** Information supplied **
◆ ◆ ◆

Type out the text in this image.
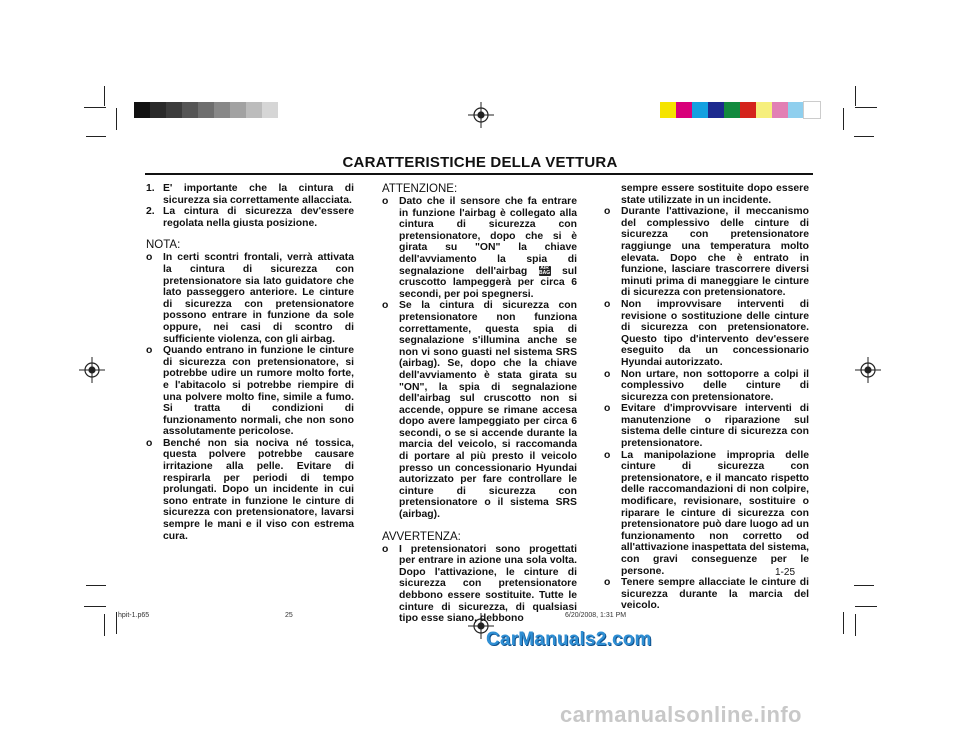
CARATTERISTICHE DELLA VETTURA
1. E' importante che la cintura di sicurezza sia correttamente allacciata.
2. La cintura di sicurezza dev'essere regolata nella giusta posizione.

NOTA:

o	In certi scontri frontali, verrà attivata la cintura di sicurezza con pretensionatore sia lato guidatore che lato passeggero anteriore. Le cinture di sicurezza con pretensionatore possono entrare in funzione da sole oppure, nei casi di scontro di sufficiente violenza, con gli airbag.
o	Quando entrano in funzione le cinture di sicurezza con pretensionatore, si potrebbe udire un rumore molto forte, e l'abitacolo si potrebbe riempire di una polvere molto fine, simile a fumo. Si tratta di condizioni di funzionamento normali, che non sono assolutamente pericolose.
o	Benché non sia nociva né tossica, questa polvere potrebbe causare irritazione alla pelle. Evitare di respirarla per periodi di tempo prolungati. Dopo un incidente in cui sono entrate in funzione le cinture di sicurezza con pretensionatore, lavarsi sempre le mani e il viso con estrema cura.

ATTENZIONE:

o	Dato che il sensore che fa entrare in funzione l'airbag è collegato alla cintura di sicurezza con pretensionatore, dopo che si è girata su "ON" la chiave dell'avviamento la spia di segnalazione dell'airbag	AIR BAG sul cruscotto lampeggerà per circa 6 secondi, per poi spegnersi.
o	Se la cintura di sicurezza con pretensionatore non funziona correttamente, questa spia di segnalazione s'illumina anche se non vi sono guasti nel sistema SRS (airbag). Se, dopo che la chiave dell'avviamento è stata girata su "ON", la spia di segnalazione dell'airbag sul cruscotto non si accende, oppure se rimane accesa dopo avere lampeggiato per circa 6 secondi, o se si accende durante la marcia del veicolo, si raccomanda di portare al più presto il veicolo presso un concessionario Hyundai autorizzato per fare controllare le cinture di sicurezza con pretensionatore o il sistema SRS (airbag).

AVVERTENZA:

o	I pretensionatori sono progettati per entrare in azione una sola volta. Dopo l'attivazione, le cinture di sicurezza con pretensionatore debbono essere sostituite. Tutte le cinture di sicurezza, di qualsiasi tipo esse siano, debbono

sempre essere sostituite dopo essere state utilizzate in un incidente.

o	Durante l'attivazione, il meccanismo del complessivo delle cinture di sicurezza con pretensionatore raggiunge una temperatura molto elevata. Dopo che è entrato in funzione, lasciare trascorrere diversi minuti prima di maneggiare le cinture di sicurezza con pretensionatore.
o	Non improvvisare interventi di revisione o sostituzione delle cinture di sicurezza con pretensionatore. Questo tipo d'intervento dev'essere eseguito da un concessionario Hyundai autorizzato.
o	Non urtare, non sottoporre a colpi il complessivo delle cinture di sicurezza con pretensionatore.
o	Evitare d'improvvisare interventi di manutenzione o riparazione sul sistema delle cinture di sicurezza con pretensionatore.
o	La manipolazione impropria delle cinture di sicurezza con pretensionatore, e il mancato rispetto delle raccomandazioni di non colpire, modificare, revisionare, sostituire o riparare le cinture di sicurezza con pretensionatore può dare luogo ad un funzionamento non corretto od all'attivazione inaspettata del sistema, con gravi conseguenze per le persone.
o	Tenere sempre allacciate le cinture di sicurezza durante la marcia del veicolo.
1-25
hpit-1.p65	25	6/20/2008, 1:31 PM
CarManuals2.com
carmanualsonline.info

◆ ◆ ◆

Set the listing down in full and exactly. Pictures within it should not appear in the copy.

Type out the text in this image.
CARATTERISTICHE DELLA VETTURA
1. E' importante che la cintura di sicurezza sia correttamente allacciata.
2. La cintura di sicurezza dev'essere regolata nella giusta posizione.

NOTA:

o	In certi scontri frontali, verrà attivata la cintura di sicurezza con pretensionatore sia lato guidatore che lato passeggero anteriore. Le cinture di sicurezza con pretensionatore possono entrare in funzione da sole oppure, nei casi di scontro di sufficiente violenza, con gli airbag.
o	Quando entrano in funzione le cinture di sicurezza con pretensionatore, si potrebbe udire un rumore molto forte, e l'abitacolo si potrebbe riempire di una polvere molto fine, simile a fumo. Si tratta di condizioni di funzionamento normali, che non sono assolutamente pericolose.
o	Benché non sia nociva né tossica, questa polvere potrebbe causare irritazione alla pelle. Evitare di respirarla per periodi di tempo prolungati. Dopo un incidente in cui sono entrate in funzione le cinture di sicurezza con pretensionatore, lavarsi sempre le mani e il viso con estrema cura.

ATTENZIONE:

o	Dato che il sensore che fa entrare in funzione l'airbag è collegato alla cintura di sicurezza con pretensionatore, dopo che si è girata su "ON" la chiave dell'avviamento la spia di segnalazione dell'airbag	AIR BAG sul cruscotto lampeggerà per circa 6 secondi, per poi spegnersi.
o	Se la cintura di sicurezza con pretensionatore non funziona correttamente, questa spia di segnalazione s'illumina anche se non vi sono guasti nel sistema SRS (airbag). Se, dopo che la chiave dell'avviamento è stata girata su "ON", la spia di segnalazione dell'airbag sul cruscotto non si accende, oppure se rimane accesa dopo avere lampeggiato per circa 6 secondi, o se si accende durante la marcia del veicolo, si raccomanda di portare al più presto il veicolo presso un concessionario Hyundai autorizzato per fare controllare le cinture di sicurezza con pretensionatore o il sistema SRS (airbag).

AVVERTENZA:

o	I pretensionatori sono progettati per entrare in azione una sola volta. Dopo l'attivazione, le cinture di sicurezza con pretensionatore debbono essere sostituite. Tutte le cinture di sicurezza, di qualsiasi tipo esse siano, debbono

sempre essere sostituite dopo essere state utilizzate in un incidente.

o	Durante l'attivazione, il meccanismo del complessivo delle cinture di sicurezza con pretensionatore raggiunge una temperatura molto elevata. Dopo che è entrato in funzione, lasciare trascorrere diversi minuti prima di maneggiare le cinture di sicurezza con pretensionatore.
o	Non improvvisare interventi di revisione o sostituzione delle cinture di sicurezza con pretensionatore. Questo tipo d'intervento dev'essere eseguito da un concessionario Hyundai autorizzato.
o	Non urtare, non sottoporre a colpi il complessivo delle cinture di sicurezza con pretensionatore.
o	Evitare d'improvvisare interventi di manutenzione o riparazione sul sistema delle cinture di sicurezza con pretensionatore.
o	La manipolazione impropria delle cinture di sicurezza con pretensionatore, e il mancato rispetto delle raccomandazioni di non colpire, modificare, revisionare, sostituire o riparare le cinture di sicurezza con pretensionatore può dare luogo ad un funzionamento non corretto od all'attivazione inaspettata del sistema, con gravi conseguenze per le persone.
o	Tenere sempre allacciate le cinture di sicurezza durante la marcia del veicolo.
1-25
hpit-1.p65	25	6/20/2008, 1:31 PM
CarManuals2.com
carmanualsonline.info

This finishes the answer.